• **What is asked**: Wherever the word "Report" appears in a line, extract that line.

-- BEGIN Dataset extract --

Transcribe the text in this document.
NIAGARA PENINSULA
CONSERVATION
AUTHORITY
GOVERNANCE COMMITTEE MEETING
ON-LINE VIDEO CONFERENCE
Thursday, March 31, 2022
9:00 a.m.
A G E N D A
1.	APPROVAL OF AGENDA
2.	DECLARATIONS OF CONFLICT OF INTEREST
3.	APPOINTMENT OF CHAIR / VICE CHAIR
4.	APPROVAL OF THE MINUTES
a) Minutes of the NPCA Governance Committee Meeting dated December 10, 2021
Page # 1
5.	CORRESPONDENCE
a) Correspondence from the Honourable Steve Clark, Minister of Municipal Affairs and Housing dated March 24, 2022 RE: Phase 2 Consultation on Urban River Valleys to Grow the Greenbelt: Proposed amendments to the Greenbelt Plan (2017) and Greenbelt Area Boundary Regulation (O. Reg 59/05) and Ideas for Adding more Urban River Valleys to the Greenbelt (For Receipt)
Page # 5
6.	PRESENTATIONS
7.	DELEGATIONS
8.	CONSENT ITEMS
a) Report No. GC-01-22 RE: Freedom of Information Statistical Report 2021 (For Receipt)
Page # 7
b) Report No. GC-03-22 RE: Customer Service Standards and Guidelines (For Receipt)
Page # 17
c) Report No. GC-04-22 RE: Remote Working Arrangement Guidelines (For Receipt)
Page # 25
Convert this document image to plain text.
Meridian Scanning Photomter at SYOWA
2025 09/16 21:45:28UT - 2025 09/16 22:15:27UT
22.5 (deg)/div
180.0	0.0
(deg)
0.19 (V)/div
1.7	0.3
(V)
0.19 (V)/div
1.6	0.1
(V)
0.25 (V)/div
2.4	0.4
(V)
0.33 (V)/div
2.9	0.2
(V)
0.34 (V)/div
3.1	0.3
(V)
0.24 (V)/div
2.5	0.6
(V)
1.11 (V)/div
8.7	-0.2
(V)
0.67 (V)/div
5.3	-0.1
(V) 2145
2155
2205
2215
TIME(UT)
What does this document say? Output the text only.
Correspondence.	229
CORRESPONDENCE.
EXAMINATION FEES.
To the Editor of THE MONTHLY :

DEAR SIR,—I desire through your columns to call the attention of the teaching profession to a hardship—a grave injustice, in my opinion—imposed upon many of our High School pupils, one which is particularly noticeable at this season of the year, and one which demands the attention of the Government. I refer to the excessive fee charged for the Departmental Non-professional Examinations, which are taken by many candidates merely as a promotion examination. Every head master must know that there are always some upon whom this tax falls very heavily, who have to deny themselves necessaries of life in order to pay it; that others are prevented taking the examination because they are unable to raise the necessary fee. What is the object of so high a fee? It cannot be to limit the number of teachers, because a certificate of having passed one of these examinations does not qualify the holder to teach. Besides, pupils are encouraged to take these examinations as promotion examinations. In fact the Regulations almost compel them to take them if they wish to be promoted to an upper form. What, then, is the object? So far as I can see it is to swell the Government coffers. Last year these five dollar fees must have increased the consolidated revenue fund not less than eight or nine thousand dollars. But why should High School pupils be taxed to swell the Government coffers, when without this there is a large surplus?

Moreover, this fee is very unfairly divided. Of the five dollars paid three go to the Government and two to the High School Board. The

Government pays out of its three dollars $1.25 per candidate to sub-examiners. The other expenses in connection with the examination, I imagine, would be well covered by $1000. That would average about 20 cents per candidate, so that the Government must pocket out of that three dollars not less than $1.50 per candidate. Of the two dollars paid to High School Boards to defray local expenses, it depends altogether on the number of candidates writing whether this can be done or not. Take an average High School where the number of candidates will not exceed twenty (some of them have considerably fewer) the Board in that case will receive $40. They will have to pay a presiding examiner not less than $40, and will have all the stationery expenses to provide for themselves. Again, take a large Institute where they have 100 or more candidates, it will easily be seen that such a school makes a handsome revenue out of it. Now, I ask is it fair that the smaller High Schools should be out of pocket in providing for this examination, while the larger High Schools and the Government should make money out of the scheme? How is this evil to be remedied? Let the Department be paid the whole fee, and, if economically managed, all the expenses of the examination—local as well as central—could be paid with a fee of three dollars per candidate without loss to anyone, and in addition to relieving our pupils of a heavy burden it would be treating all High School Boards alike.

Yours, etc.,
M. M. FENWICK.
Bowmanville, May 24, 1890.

-- END Dataset extract --

• **Task result**:
a) Report No. GC-01-22 RE: Freedom of Information Statistical Report 2021 (For Receipt)
b) Report No. GC-03-22 RE: Customer Service Standards and Guidelines (For Receipt)
c) Report No. GC-04-22 RE: Remote Working Arrangement Guidelines (For Receipt)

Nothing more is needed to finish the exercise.